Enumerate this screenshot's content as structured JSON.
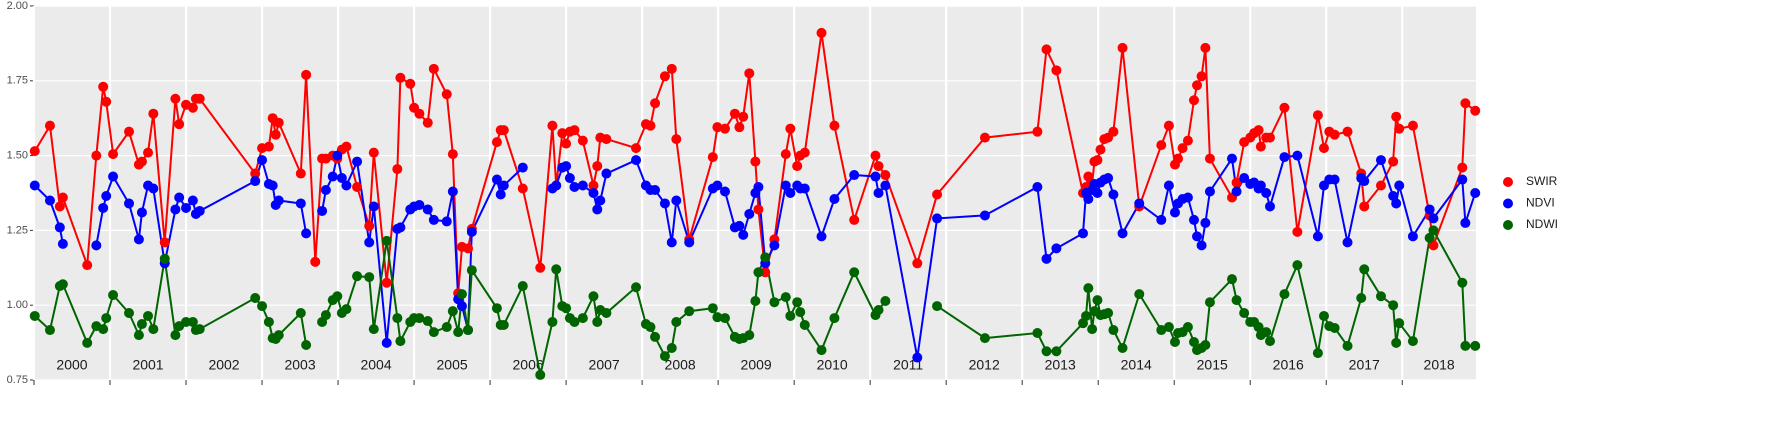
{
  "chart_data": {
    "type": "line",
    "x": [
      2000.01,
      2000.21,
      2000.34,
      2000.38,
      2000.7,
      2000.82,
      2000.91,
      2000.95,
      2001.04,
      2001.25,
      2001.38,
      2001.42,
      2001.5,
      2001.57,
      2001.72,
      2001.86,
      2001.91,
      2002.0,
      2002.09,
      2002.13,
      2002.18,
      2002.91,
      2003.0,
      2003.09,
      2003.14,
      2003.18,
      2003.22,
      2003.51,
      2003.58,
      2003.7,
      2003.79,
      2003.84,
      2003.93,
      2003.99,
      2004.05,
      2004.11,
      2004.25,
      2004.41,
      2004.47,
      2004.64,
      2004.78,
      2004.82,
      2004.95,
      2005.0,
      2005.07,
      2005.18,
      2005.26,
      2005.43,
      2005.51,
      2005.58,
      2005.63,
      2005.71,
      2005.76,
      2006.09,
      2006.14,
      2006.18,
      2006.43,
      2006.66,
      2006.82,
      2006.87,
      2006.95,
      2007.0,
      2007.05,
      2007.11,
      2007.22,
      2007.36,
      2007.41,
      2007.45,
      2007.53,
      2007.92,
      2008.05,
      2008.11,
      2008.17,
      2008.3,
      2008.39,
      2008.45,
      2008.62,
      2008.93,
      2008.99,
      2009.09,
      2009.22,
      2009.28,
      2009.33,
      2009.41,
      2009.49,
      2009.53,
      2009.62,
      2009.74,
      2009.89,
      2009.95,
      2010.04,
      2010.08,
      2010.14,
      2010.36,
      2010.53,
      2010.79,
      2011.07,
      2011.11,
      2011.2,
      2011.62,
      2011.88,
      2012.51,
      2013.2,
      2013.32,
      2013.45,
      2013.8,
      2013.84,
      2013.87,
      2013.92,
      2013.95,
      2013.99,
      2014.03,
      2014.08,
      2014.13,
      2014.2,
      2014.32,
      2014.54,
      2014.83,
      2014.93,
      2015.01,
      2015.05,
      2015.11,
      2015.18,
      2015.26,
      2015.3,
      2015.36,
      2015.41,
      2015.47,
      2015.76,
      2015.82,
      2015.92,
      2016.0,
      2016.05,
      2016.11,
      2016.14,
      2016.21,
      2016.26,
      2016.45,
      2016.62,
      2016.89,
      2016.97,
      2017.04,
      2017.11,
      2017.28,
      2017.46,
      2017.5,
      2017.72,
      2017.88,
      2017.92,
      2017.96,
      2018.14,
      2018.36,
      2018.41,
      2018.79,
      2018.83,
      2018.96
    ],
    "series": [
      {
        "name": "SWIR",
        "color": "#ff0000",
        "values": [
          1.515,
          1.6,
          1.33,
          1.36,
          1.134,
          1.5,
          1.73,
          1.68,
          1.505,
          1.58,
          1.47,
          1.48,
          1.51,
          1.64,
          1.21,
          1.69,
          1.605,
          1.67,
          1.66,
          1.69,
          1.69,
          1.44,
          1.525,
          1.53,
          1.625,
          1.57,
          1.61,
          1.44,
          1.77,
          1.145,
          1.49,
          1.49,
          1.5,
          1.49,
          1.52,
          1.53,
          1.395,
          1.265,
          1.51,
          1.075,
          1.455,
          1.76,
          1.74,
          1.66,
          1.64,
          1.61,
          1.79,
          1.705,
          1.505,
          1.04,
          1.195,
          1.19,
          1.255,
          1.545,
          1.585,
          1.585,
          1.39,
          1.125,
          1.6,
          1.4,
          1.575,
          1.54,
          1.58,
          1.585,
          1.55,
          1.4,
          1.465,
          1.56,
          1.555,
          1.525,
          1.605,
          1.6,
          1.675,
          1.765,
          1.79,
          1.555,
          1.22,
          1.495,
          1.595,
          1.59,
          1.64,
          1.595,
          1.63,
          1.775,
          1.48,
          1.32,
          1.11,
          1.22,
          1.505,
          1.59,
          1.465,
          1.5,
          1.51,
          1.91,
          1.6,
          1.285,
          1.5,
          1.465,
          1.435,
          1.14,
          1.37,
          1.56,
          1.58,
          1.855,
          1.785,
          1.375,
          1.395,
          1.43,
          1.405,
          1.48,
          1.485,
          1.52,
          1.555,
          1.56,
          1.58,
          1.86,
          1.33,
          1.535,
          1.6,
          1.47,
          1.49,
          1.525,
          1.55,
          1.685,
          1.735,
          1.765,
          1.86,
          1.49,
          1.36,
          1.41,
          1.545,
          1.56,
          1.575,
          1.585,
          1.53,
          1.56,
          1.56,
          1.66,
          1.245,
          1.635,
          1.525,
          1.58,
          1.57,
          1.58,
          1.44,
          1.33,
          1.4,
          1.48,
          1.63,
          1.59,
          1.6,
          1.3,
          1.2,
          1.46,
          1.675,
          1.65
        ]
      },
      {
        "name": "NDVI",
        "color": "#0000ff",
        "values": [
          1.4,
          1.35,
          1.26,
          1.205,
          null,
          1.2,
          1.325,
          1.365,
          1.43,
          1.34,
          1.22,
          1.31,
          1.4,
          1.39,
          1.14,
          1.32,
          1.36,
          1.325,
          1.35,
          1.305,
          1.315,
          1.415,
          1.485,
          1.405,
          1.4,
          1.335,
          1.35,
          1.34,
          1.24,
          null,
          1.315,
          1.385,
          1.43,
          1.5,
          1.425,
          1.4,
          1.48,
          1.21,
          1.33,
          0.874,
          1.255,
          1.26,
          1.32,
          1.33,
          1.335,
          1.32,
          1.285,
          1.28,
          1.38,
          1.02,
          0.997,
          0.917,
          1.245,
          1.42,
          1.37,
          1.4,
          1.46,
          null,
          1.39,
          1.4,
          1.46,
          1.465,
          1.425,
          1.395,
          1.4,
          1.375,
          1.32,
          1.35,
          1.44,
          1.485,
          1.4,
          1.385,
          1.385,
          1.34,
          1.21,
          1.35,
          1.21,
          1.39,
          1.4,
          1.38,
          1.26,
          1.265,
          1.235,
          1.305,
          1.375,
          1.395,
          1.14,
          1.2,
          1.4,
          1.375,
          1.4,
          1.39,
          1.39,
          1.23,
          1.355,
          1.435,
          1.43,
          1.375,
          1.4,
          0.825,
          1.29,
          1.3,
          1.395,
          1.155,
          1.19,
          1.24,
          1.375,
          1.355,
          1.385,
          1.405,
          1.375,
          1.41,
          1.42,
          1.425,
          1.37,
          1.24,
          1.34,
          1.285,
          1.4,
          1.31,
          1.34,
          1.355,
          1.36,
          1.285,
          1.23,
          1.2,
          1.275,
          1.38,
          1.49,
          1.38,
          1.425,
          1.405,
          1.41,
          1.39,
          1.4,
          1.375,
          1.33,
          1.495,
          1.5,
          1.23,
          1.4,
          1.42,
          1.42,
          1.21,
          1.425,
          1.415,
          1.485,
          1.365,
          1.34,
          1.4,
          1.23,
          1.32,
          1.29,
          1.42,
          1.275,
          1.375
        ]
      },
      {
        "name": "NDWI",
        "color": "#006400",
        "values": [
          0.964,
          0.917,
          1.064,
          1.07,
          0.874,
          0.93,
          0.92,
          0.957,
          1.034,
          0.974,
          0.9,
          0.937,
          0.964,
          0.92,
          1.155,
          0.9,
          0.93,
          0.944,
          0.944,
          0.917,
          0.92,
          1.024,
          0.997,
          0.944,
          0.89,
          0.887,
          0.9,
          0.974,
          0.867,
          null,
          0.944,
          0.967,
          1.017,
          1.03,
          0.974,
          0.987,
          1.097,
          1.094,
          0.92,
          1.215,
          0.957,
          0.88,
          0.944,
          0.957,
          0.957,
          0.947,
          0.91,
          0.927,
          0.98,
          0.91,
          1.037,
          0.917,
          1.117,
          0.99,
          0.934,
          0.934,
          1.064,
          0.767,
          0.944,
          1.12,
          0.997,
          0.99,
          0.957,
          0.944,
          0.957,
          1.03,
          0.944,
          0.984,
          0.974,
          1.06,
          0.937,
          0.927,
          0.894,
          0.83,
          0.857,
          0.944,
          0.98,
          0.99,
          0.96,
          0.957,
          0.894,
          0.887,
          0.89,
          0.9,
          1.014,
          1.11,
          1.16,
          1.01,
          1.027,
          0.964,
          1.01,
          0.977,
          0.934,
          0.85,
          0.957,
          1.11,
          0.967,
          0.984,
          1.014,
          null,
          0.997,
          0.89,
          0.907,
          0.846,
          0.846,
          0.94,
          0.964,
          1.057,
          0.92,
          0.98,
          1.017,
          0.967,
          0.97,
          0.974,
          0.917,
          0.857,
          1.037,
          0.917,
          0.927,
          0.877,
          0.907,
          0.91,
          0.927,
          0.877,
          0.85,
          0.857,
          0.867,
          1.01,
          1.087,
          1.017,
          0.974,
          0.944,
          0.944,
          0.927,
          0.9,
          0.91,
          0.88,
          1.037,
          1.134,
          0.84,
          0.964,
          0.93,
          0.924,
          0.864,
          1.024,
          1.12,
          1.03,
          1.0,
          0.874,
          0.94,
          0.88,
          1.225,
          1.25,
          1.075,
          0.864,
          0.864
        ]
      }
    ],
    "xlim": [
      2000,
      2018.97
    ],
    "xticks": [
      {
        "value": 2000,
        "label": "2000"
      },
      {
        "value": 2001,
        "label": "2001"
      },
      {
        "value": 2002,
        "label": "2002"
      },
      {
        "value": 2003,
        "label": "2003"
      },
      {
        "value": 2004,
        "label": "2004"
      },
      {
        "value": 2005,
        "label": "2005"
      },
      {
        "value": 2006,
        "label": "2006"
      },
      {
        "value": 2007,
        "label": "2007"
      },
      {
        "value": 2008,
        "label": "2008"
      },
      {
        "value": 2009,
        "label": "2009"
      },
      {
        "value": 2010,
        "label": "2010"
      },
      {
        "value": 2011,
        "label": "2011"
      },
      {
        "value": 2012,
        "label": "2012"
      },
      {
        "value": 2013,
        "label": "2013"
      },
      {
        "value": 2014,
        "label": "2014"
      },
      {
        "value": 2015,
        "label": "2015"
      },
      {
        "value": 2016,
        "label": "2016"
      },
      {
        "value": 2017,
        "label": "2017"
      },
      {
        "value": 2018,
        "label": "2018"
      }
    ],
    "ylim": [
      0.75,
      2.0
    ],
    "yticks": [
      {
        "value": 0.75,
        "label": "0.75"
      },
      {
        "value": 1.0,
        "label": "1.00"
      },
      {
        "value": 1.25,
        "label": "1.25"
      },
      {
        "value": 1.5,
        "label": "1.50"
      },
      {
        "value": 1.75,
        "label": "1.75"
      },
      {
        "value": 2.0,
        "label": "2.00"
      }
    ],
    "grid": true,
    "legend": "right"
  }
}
- - - -
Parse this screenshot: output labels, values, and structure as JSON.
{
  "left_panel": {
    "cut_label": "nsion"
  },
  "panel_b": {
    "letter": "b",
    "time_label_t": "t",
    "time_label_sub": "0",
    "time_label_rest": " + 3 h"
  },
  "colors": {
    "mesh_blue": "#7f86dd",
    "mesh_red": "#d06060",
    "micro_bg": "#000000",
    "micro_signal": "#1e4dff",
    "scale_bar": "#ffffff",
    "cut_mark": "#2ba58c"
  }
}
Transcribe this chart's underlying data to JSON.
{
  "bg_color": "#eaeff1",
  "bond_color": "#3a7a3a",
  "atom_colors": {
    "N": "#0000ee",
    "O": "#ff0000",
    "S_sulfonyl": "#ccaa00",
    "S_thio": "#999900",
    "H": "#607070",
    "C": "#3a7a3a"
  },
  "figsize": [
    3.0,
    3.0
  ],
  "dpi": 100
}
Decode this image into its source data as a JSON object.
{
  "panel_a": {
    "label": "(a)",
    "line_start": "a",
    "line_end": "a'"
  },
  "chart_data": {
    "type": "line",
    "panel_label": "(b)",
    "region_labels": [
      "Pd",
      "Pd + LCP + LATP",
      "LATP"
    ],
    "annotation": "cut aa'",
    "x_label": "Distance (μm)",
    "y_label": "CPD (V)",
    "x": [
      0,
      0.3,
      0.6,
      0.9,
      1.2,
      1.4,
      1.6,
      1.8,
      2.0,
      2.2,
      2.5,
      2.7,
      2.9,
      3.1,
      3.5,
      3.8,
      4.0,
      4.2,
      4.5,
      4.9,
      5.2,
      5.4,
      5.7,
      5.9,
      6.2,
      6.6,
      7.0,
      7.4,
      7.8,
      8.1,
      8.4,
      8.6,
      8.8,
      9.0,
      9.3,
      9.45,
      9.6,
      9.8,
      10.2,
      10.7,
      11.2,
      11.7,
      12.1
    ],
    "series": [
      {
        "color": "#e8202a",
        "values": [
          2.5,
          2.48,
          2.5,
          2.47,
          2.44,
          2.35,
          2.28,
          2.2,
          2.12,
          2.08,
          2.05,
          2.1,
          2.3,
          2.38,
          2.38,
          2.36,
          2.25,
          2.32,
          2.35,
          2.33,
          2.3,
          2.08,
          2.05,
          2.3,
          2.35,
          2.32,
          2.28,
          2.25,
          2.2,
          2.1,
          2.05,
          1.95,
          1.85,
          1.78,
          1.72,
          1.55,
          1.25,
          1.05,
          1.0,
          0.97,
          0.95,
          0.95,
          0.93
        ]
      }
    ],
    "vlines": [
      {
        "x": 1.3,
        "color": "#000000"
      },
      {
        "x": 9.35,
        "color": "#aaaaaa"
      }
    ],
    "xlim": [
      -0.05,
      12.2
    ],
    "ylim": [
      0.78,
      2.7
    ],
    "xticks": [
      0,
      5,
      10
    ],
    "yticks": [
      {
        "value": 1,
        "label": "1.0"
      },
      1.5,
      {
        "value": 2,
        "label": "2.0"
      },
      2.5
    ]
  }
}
- - - -
*What you are asked to do*. Every line containing the string "screenshot" must be listed.

*Result below*.
Enumerate this screenshot's content as structured JSON.
Parse this screenshot: output labels, values, and structure as JSON.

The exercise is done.